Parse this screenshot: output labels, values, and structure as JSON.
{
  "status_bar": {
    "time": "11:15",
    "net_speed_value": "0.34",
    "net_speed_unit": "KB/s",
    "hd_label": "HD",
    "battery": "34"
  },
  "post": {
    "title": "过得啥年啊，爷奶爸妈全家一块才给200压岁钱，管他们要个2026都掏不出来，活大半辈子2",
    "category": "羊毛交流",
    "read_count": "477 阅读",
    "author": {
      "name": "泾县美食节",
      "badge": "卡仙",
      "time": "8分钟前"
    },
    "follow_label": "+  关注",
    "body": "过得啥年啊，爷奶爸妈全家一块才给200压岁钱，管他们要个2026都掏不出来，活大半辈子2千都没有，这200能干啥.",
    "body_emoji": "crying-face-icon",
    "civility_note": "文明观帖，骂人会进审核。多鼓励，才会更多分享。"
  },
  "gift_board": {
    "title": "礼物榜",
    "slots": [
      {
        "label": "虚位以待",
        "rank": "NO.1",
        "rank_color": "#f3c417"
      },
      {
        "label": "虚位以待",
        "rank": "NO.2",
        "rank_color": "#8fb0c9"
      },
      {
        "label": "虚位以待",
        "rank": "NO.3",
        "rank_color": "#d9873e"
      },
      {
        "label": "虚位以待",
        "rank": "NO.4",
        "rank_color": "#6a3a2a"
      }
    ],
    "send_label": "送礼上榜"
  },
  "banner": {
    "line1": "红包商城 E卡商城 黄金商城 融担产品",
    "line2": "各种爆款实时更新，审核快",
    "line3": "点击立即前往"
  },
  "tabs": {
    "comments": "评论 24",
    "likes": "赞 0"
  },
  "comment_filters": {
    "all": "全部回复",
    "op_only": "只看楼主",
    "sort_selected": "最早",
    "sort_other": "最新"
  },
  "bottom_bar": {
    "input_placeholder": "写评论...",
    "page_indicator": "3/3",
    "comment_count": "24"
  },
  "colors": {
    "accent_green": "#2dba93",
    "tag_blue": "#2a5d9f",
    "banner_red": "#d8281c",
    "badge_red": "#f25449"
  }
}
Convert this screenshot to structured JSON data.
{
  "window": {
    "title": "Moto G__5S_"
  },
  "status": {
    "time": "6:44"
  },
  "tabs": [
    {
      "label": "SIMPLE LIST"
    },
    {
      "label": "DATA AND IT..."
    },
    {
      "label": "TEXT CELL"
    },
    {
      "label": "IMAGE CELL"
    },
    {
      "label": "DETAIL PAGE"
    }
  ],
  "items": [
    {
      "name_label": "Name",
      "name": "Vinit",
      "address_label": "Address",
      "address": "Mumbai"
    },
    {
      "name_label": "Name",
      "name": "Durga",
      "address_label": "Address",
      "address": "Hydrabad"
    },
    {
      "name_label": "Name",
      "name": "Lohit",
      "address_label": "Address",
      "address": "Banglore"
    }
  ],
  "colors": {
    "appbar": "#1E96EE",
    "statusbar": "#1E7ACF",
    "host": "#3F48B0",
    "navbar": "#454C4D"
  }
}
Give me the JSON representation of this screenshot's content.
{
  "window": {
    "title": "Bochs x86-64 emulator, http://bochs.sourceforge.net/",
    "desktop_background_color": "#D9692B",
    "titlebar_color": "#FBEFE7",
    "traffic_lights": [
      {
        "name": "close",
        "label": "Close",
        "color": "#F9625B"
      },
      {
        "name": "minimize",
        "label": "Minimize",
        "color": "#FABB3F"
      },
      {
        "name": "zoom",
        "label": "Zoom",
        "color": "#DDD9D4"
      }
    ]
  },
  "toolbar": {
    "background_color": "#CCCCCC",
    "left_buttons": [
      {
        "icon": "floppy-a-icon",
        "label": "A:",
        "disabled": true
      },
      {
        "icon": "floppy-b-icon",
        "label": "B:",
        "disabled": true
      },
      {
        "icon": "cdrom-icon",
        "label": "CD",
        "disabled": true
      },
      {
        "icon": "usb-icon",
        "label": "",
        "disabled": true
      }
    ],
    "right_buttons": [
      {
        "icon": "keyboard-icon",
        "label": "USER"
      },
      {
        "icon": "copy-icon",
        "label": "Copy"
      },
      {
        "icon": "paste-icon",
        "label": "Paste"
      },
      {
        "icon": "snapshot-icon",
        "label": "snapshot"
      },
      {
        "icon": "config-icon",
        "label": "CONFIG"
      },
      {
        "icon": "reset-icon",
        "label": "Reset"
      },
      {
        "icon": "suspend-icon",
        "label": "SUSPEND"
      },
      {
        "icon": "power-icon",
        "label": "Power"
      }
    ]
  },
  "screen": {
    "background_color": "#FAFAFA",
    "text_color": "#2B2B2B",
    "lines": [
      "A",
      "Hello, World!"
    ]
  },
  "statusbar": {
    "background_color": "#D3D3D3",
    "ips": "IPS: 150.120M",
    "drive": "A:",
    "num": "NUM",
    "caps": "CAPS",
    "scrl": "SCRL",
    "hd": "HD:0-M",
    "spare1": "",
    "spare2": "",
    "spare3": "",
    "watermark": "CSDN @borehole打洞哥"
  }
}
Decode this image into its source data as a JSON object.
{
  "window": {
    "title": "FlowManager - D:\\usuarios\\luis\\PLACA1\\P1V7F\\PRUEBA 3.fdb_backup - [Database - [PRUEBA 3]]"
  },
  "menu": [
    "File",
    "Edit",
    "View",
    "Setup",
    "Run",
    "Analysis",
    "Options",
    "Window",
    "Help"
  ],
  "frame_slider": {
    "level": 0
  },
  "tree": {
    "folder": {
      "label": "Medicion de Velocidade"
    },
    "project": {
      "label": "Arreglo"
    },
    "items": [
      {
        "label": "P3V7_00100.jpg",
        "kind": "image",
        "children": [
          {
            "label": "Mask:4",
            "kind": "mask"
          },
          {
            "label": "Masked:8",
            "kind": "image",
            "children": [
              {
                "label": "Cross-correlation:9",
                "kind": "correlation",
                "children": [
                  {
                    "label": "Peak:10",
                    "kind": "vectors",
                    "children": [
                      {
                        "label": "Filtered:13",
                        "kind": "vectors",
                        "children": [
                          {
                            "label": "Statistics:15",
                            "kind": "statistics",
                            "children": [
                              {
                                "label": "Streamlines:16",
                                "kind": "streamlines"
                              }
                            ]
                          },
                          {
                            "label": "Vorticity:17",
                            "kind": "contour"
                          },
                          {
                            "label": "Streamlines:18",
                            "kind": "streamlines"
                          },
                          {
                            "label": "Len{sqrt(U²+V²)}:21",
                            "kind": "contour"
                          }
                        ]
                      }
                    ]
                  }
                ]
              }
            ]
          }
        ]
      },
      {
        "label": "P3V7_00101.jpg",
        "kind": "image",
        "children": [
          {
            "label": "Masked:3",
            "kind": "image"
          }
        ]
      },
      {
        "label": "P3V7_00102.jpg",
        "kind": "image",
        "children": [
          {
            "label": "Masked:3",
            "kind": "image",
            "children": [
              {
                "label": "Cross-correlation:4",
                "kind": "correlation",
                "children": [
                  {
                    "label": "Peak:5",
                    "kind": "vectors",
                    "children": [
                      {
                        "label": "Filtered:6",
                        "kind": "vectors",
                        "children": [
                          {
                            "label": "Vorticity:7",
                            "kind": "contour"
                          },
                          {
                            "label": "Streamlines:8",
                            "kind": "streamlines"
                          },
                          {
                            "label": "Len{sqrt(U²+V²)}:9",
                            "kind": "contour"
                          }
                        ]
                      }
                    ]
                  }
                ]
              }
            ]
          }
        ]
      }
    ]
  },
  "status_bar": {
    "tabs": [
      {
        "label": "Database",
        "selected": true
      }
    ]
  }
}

§ The problem
Lines containing the word "Database" must all be returned from the material above.

§ Solution for this task
    "title": "FlowManager - D:\\usuarios\\luis\\PLACA1\\P1V7F\\PRUEBA 3.fdb_backup - [Database - [PRUEBA 3]]"
        "label": "Database",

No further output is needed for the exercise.